YOUR GOAL
Please count the lines below that contain the word "screenshot", and reply with that number alone.

(Saved data entries)
··········
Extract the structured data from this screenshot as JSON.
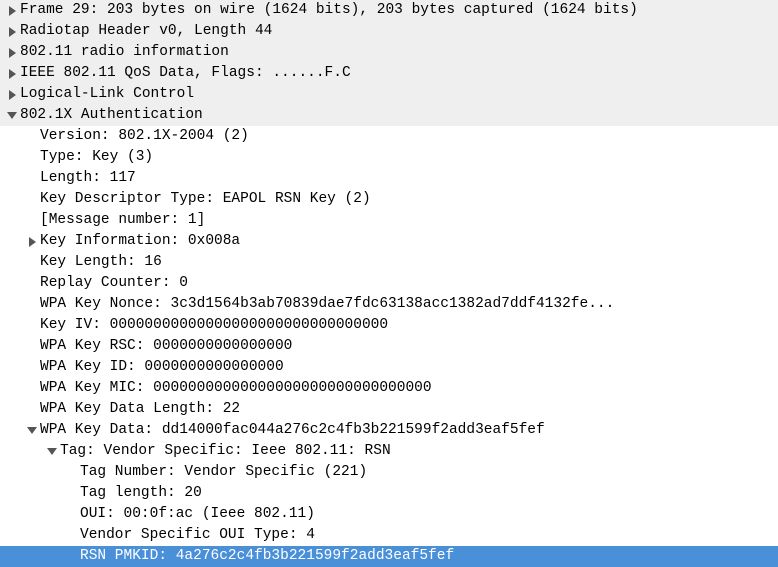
{
  "tree": {
    "frame_summary": "Frame 29: 203 bytes on wire (1624 bits), 203 bytes captured (1624 bits)",
    "radiotap": "Radiotap Header v0, Length 44",
    "radio_info": "802.11 radio information",
    "qos_data": "IEEE 802.11 QoS Data, Flags: ......F.C",
    "llc": "Logical-Link Control",
    "auth_header": "802.1X Authentication",
    "auth": {
      "version": "Version: 802.1X-2004 (2)",
      "type": "Type: Key (3)",
      "length": "Length: 117",
      "key_desc": "Key Descriptor Type: EAPOL RSN Key (2)",
      "msg_num": "[Message number: 1]",
      "key_info": "Key Information: 0x008a",
      "key_len": "Key Length: 16",
      "replay": "Replay Counter: 0",
      "nonce": "WPA Key Nonce: 3c3d1564b3ab70839dae7fdc63138acc1382ad7ddf4132fe...",
      "key_iv": "Key IV: 00000000000000000000000000000000",
      "key_rsc": "WPA Key RSC: 0000000000000000",
      "key_id": "WPA Key ID: 0000000000000000",
      "key_mic": "WPA Key MIC: 00000000000000000000000000000000",
      "data_len": "WPA Key Data Length: 22",
      "key_data": "WPA Key Data: dd14000fac044a276c2c4fb3b221599f2add3eaf5fef",
      "tag": {
        "header": "Tag: Vendor Specific: Ieee 802.11: RSN",
        "tag_num": "Tag Number: Vendor Specific (221)",
        "tag_len": "Tag length: 20",
        "oui": "OUI: 00:0f:ac (Ieee 802.11)",
        "oui_type": "Vendor Specific OUI Type: 4",
        "pmkid": "RSN PMKID: 4a276c2c4fb3b221599f2add3eaf5fef"
      }
    }
  }
}
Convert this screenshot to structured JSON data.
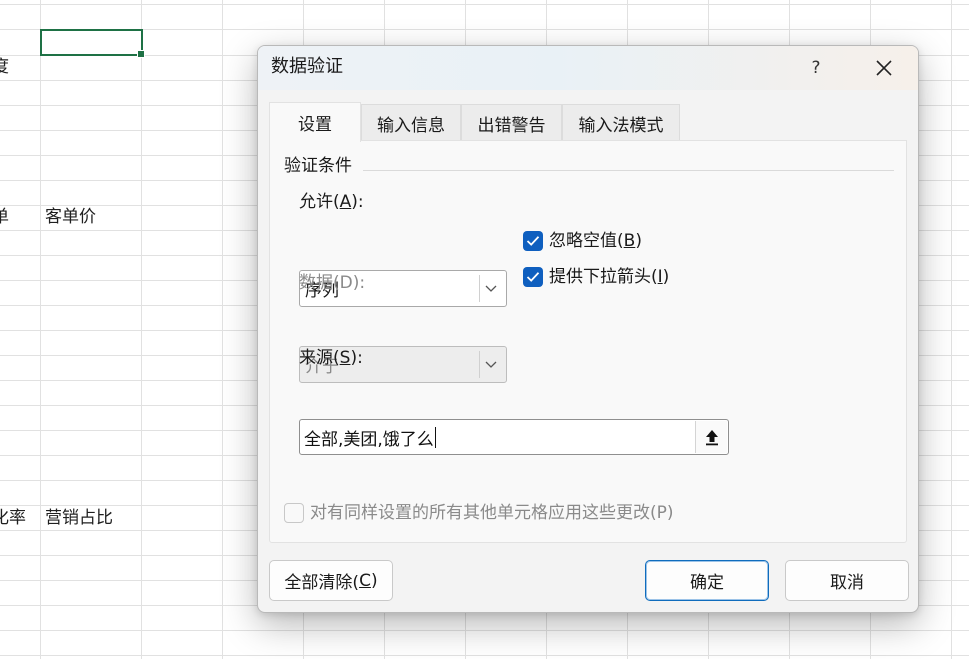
··········
ANSWER BELOW
2